§ Problem
Give the listing below again in full, exactly as written.

[Data items]
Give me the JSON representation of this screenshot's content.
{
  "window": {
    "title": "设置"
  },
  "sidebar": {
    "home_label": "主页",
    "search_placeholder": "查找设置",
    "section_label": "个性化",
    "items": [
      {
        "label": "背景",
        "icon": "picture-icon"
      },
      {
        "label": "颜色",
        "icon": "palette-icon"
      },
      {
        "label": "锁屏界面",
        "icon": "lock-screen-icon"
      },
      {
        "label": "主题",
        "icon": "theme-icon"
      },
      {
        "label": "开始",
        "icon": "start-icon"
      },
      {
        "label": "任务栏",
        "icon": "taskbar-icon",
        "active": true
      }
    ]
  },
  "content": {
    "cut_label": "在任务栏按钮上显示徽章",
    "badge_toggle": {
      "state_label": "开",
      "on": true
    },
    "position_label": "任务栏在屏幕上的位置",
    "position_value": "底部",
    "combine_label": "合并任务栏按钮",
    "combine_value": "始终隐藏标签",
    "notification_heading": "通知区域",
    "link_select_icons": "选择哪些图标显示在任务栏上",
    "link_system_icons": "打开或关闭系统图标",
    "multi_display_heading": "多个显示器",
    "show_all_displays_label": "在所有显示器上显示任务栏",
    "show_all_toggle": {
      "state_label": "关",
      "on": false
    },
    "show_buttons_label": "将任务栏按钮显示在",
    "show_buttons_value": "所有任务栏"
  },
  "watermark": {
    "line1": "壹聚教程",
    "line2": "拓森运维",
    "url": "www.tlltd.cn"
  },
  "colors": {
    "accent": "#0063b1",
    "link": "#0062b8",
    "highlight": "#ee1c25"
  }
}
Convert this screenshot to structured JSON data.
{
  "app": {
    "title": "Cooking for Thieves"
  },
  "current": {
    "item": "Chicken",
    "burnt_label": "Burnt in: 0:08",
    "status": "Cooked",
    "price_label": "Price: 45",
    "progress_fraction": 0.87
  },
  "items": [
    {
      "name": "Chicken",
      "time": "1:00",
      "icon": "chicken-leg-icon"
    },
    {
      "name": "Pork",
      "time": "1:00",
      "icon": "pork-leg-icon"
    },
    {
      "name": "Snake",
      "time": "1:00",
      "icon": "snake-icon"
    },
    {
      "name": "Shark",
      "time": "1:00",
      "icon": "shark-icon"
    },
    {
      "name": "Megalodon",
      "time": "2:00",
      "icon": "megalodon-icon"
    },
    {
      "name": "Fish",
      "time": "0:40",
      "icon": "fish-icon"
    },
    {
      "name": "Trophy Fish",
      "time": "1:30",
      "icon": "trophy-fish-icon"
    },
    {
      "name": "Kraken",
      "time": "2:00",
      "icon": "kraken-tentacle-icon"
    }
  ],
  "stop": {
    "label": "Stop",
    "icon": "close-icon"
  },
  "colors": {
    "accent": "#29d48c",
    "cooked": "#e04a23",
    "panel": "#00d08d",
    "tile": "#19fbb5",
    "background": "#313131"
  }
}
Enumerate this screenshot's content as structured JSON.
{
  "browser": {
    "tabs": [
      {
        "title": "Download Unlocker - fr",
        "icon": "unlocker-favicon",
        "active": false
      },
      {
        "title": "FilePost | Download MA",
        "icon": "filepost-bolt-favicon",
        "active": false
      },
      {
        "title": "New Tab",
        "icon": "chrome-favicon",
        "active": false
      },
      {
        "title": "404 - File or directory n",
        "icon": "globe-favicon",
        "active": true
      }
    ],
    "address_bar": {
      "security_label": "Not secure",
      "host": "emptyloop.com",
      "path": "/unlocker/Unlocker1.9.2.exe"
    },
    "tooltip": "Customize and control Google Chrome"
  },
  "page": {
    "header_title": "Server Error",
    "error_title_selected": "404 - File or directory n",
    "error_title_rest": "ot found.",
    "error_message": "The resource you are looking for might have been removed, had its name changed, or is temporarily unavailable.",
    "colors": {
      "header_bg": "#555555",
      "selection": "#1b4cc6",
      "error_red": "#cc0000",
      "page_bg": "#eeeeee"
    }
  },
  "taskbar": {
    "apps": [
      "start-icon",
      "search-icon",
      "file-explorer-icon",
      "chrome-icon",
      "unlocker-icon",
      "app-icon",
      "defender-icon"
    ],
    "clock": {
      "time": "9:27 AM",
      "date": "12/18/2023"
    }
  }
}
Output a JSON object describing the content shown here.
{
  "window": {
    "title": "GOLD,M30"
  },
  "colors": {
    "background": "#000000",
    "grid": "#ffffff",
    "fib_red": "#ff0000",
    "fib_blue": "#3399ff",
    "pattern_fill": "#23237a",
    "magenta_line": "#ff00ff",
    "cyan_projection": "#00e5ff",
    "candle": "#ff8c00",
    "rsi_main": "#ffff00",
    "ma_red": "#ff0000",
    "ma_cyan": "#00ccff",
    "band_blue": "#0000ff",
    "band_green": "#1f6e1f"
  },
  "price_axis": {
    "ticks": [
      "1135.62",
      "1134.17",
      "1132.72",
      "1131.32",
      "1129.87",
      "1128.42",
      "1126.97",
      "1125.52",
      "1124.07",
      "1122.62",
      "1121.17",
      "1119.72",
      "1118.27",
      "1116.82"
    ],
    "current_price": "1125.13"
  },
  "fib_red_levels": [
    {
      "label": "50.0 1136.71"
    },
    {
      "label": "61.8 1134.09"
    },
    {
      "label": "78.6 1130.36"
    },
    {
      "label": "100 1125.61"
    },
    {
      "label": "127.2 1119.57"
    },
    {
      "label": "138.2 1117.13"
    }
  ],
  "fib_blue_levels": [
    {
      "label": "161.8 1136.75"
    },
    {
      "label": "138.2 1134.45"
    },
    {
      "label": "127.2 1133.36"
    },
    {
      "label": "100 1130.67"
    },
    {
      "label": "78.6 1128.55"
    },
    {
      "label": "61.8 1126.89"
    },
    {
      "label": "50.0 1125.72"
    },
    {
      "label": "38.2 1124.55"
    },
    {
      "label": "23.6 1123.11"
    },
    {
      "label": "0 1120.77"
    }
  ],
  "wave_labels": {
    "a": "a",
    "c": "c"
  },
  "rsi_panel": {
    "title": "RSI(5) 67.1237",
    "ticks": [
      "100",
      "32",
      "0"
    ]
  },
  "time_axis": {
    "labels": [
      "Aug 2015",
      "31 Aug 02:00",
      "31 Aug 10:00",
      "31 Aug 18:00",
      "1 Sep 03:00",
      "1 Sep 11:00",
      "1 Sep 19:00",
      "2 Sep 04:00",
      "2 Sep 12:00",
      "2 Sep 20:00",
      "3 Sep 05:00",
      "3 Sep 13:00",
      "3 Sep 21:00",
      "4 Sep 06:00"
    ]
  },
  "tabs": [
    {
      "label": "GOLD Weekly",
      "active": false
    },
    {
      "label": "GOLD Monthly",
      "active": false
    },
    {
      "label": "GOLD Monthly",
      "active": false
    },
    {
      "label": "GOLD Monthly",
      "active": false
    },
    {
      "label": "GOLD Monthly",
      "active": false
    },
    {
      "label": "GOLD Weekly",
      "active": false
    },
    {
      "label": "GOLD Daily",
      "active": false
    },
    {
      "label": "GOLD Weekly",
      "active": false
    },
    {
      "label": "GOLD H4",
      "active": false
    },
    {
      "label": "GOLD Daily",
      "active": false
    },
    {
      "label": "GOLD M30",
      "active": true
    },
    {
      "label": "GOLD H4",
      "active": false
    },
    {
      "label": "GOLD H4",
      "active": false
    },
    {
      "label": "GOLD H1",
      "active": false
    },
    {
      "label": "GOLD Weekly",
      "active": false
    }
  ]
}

§ Final answer
Give me the JSON representation of this screenshot's content.
{
  "window": {
    "title": "设置"
  },
  "sidebar": {
    "home_label": "主页",
    "search_placeholder": "查找设置",
    "section_label": "个性化",
    "items": [
      {
        "label": "背景",
        "icon": "picture-icon"
      },
      {
        "label": "颜色",
        "icon": "palette-icon"
      },
      {
        "label": "锁屏界面",
        "icon": "lock-screen-icon"
      },
      {
        "label": "主题",
        "icon": "theme-icon"
      },
      {
        "label": "开始",
        "icon": "start-icon"
      },
      {
        "label": "任务栏",
        "icon": "taskbar-icon",
        "active": true
      }
    ]
  },
  "content": {
    "cut_label": "在任务栏按钮上显示徽章",
    "badge_toggle": {
      "state_label": "开",
      "on": true
    },
    "position_label": "任务栏在屏幕上的位置",
    "position_value": "底部",
    "combine_label": "合并任务栏按钮",
    "combine_value": "始终隐藏标签",
    "notification_heading": "通知区域",
    "link_select_icons": "选择哪些图标显示在任务栏上",
    "link_system_icons": "打开或关闭系统图标",
    "multi_display_heading": "多个显示器",
    "show_all_displays_label": "在所有显示器上显示任务栏",
    "show_all_toggle": {
      "state_label": "关",
      "on": false
    },
    "show_buttons_label": "将任务栏按钮显示在",
    "show_buttons_value": "所有任务栏"
  },
  "watermark": {
    "line1": "壹聚教程",
    "line2": "拓森运维",
    "url": "www.tlltd.cn"
  },
  "colors": {
    "accent": "#0063b1",
    "link": "#0062b8",
    "highlight": "#ee1c25"
  }
}
Convert this screenshot to structured JSON data.
{
  "app": {
    "title": "Cooking for Thieves"
  },
  "current": {
    "item": "Chicken",
    "burnt_label": "Burnt in: 0:08",
    "status": "Cooked",
    "price_label": "Price: 45",
    "progress_fraction": 0.87
  },
  "items": [
    {
      "name": "Chicken",
      "time": "1:00",
      "icon": "chicken-leg-icon"
    },
    {
      "name": "Pork",
      "time": "1:00",
      "icon": "pork-leg-icon"
    },
    {
      "name": "Snake",
      "time": "1:00",
      "icon": "snake-icon"
    },
    {
      "name": "Shark",
      "time": "1:00",
      "icon": "shark-icon"
    },
    {
      "name": "Megalodon",
      "time": "2:00",
      "icon": "megalodon-icon"
    },
    {
      "name": "Fish",
      "time": "0:40",
      "icon": "fish-icon"
    },
    {
      "name": "Trophy Fish",
      "time": "1:30",
      "icon": "trophy-fish-icon"
    },
    {
      "name": "Kraken",
      "time": "2:00",
      "icon": "kraken-tentacle-icon"
    }
  ],
  "stop": {
    "label": "Stop",
    "icon": "close-icon"
  },
  "colors": {
    "accent": "#29d48c",
    "cooked": "#e04a23",
    "panel": "#00d08d",
    "tile": "#19fbb5",
    "background": "#313131"
  }
}
Enumerate this screenshot's content as structured JSON.
{
  "browser": {
    "tabs": [
      {
        "title": "Download Unlocker - fr",
        "icon": "unlocker-favicon",
        "active": false
      },
      {
        "title": "FilePost | Download MA",
        "icon": "filepost-bolt-favicon",
        "active": false
      },
      {
        "title": "New Tab",
        "icon": "chrome-favicon",
        "active": false
      },
      {
        "title": "404 - File or directory n",
        "icon": "globe-favicon",
        "active": true
      }
    ],
    "address_bar": {
      "security_label": "Not secure",
      "host": "emptyloop.com",
      "path": "/unlocker/Unlocker1.9.2.exe"
    },
    "tooltip": "Customize and control Google Chrome"
  },
  "page": {
    "header_title": "Server Error",
    "error_title_selected": "404 - File or directory n",
    "error_title_rest": "ot found.",
    "error_message": "The resource you are looking for might have been removed, had its name changed, or is temporarily unavailable.",
    "colors": {
      "header_bg": "#555555",
      "selection": "#1b4cc6",
      "error_red": "#cc0000",
      "page_bg": "#eeeeee"
    }
  },
  "taskbar": {
    "apps": [
      "start-icon",
      "search-icon",
      "file-explorer-icon",
      "chrome-icon",
      "unlocker-icon",
      "app-icon",
      "defender-icon"
    ],
    "clock": {
      "time": "9:27 AM",
      "date": "12/18/2023"
    }
  }
}
Output a JSON object describing the content shown here.
{
  "window": {
    "title": "GOLD,M30"
  },
  "colors": {
    "background": "#000000",
    "grid": "#ffffff",
    "fib_red": "#ff0000",
    "fib_blue": "#3399ff",
    "pattern_fill": "#23237a",
    "magenta_line": "#ff00ff",
    "cyan_projection": "#00e5ff",
    "candle": "#ff8c00",
    "rsi_main": "#ffff00",
    "ma_red": "#ff0000",
    "ma_cyan": "#00ccff",
    "band_blue": "#0000ff",
    "band_green": "#1f6e1f"
  },
  "price_axis": {
    "ticks": [
      "1135.62",
      "1134.17",
      "1132.72",
      "1131.32",
      "1129.87",
      "1128.42",
      "1126.97",
      "1125.52",
      "1124.07",
      "1122.62",
      "1121.17",
      "1119.72",
      "1118.27",
      "1116.82"
    ],
    "current_price": "1125.13"
  },
  "fib_red_levels": [
    {
      "label": "50.0 1136.71"
    },
    {
      "label": "61.8 1134.09"
    },
    {
      "label": "78.6 1130.36"
    },
    {
      "label": "100 1125.61"
    },
    {
      "label": "127.2 1119.57"
    },
    {
      "label": "138.2 1117.13"
    }
  ],
  "fib_blue_levels": [
    {
      "label": "161.8 1136.75"
    },
    {
      "label": "138.2 1134.45"
    },
    {
      "label": "127.2 1133.36"
    },
    {
      "label": "100 1130.67"
    },
    {
      "label": "78.6 1128.55"
    },
    {
      "label": "61.8 1126.89"
    },
    {
      "label": "50.0 1125.72"
    },
    {
      "label": "38.2 1124.55"
    },
    {
      "label": "23.6 1123.11"
    },
    {
      "label": "0 1120.77"
    }
  ],
  "wave_labels": {
    "a": "a",
    "c": "c"
  },
  "rsi_panel": {
    "title": "RSI(5) 67.1237",
    "ticks": [
      "100",
      "32",
      "0"
    ]
  },
  "time_axis": {
    "labels": [
      "Aug 2015",
      "31 Aug 02:00",
      "31 Aug 10:00",
      "31 Aug 18:00",
      "1 Sep 03:00",
      "1 Sep 11:00",
      "1 Sep 19:00",
      "2 Sep 04:00",
      "2 Sep 12:00",
      "2 Sep 20:00",
      "3 Sep 05:00",
      "3 Sep 13:00",
      "3 Sep 21:00",
      "4 Sep 06:00"
    ]
  },
  "tabs": [
    {
      "label": "GOLD Weekly",
      "active": false
    },
    {
      "label": "GOLD Monthly",
      "active": false
    },
    {
      "label": "GOLD Monthly",
      "active": false
    },
    {
      "label": "GOLD Monthly",
      "active": false
    },
    {
      "label": "GOLD Monthly",
      "active": false
    },
    {
      "label": "GOLD Weekly",
      "active": false
    },
    {
      "label": "GOLD Daily",
      "active": false
    },
    {
      "label": "GOLD Weekly",
      "active": false
    },
    {
      "label": "GOLD H4",
      "active": false
    },
    {
      "label": "GOLD Daily",
      "active": false
    },
    {
      "label": "GOLD M30",
      "active": true
    },
    {
      "label": "GOLD H4",
      "active": false
    },
    {
      "label": "GOLD H4",
      "active": false
    },
    {
      "label": "GOLD H1",
      "active": false
    },
    {
      "label": "GOLD Weekly",
      "active": false
    }
  ]
}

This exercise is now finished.